### Goal
Using the data below, determine the number of lines that include the string "Фильтр". Write only that number.

>> Begin Exercise materials

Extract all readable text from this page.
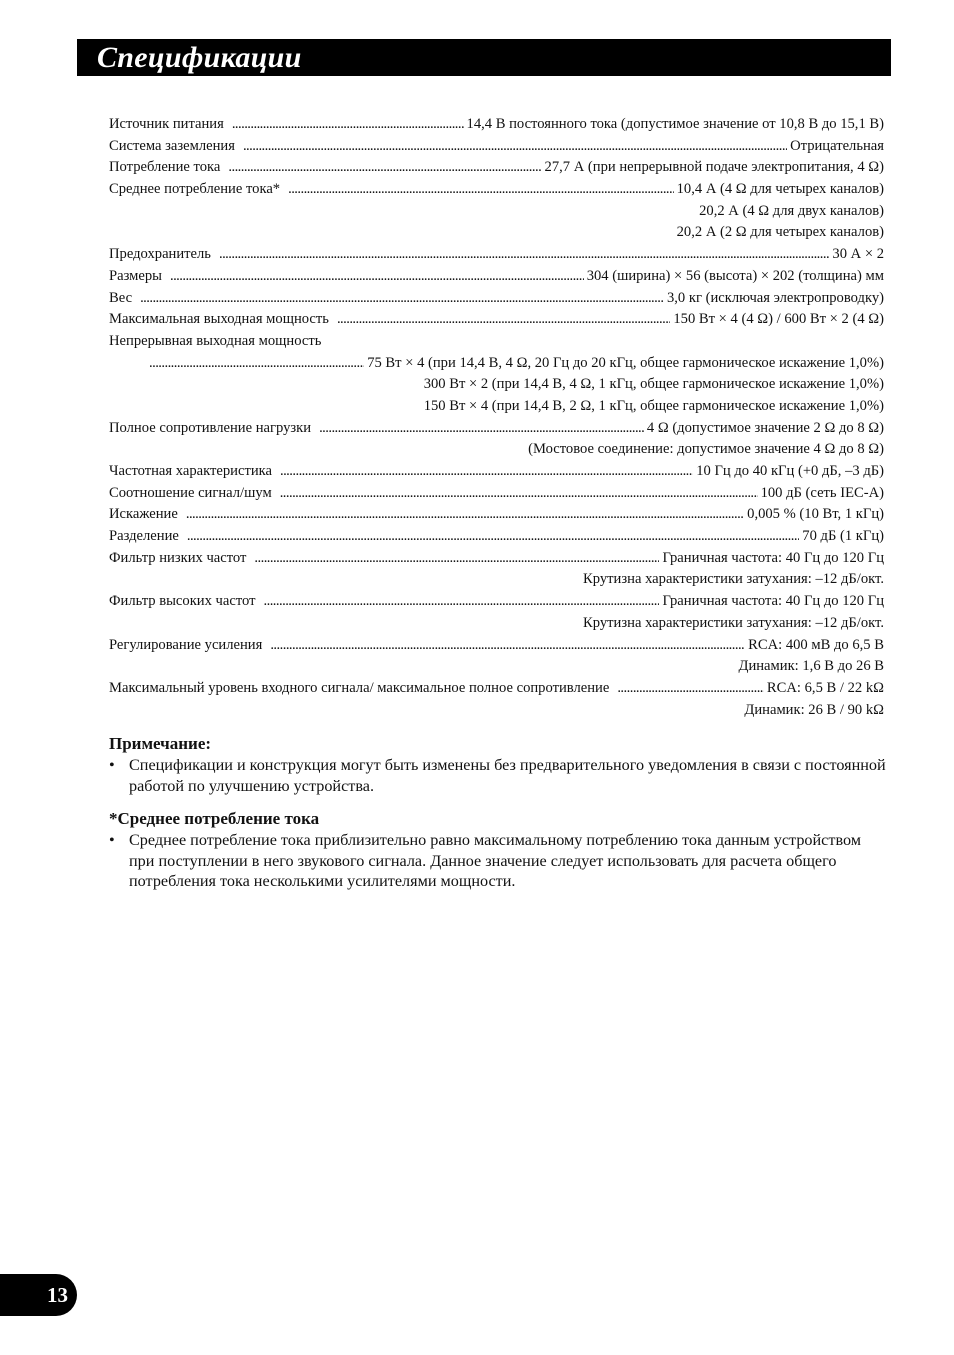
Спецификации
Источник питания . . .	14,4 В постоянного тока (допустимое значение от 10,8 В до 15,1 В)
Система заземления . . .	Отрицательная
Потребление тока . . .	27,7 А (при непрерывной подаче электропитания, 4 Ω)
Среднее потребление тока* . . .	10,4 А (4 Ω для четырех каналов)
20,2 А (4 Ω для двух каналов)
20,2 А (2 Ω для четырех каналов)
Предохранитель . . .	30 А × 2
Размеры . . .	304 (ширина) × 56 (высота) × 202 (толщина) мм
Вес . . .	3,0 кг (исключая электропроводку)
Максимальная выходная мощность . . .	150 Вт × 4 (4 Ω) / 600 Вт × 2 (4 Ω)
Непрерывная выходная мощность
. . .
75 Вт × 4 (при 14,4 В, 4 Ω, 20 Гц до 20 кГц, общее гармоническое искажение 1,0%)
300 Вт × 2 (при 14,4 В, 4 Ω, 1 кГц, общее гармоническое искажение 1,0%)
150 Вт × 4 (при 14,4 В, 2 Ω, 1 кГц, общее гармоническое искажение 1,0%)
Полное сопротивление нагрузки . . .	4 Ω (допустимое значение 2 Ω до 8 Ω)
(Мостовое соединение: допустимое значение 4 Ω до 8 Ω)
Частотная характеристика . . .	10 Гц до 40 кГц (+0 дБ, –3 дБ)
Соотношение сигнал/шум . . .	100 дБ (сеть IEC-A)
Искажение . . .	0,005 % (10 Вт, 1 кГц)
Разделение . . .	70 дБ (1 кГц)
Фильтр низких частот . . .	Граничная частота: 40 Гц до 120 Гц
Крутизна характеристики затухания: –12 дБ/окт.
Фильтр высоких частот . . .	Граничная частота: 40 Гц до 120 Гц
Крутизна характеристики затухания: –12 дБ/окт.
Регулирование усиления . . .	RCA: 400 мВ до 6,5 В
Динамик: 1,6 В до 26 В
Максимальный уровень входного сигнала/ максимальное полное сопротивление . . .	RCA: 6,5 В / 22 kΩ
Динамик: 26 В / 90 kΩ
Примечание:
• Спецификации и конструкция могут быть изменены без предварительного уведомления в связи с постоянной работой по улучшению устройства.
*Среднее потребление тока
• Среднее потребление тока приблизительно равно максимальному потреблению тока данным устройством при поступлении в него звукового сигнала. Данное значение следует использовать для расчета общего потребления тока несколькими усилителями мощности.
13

>> End Exercise materials
>> Begin Exercise materials

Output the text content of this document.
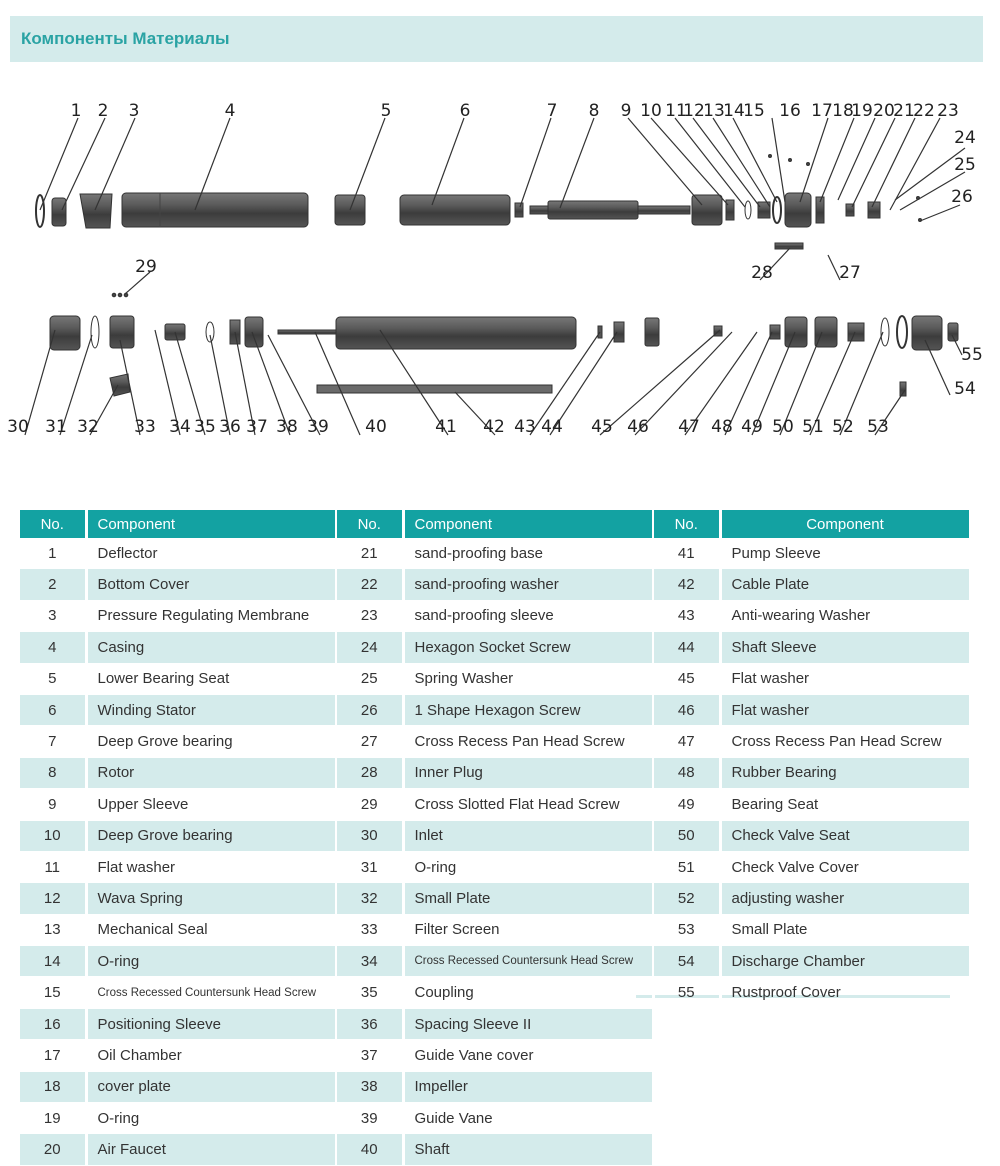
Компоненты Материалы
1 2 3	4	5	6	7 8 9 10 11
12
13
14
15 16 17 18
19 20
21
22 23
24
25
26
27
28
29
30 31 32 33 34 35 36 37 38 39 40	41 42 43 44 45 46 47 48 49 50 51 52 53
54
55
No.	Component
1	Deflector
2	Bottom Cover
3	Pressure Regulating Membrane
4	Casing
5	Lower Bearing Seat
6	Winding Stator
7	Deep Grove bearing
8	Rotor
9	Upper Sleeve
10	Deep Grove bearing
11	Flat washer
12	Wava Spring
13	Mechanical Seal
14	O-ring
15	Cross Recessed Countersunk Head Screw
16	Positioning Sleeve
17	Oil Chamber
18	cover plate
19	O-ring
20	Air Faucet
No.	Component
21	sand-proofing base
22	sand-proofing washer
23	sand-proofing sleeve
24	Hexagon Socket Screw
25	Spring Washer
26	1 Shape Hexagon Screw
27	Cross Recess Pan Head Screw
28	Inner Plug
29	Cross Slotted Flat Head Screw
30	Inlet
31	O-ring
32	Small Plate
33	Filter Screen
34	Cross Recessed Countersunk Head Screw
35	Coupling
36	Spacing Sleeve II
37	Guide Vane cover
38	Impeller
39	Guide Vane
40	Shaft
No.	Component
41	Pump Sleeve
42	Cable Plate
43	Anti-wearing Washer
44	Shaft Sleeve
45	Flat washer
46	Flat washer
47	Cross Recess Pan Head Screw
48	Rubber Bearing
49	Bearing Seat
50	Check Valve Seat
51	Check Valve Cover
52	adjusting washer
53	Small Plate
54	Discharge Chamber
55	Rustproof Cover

>> End Exercise materials

### Result for this task
2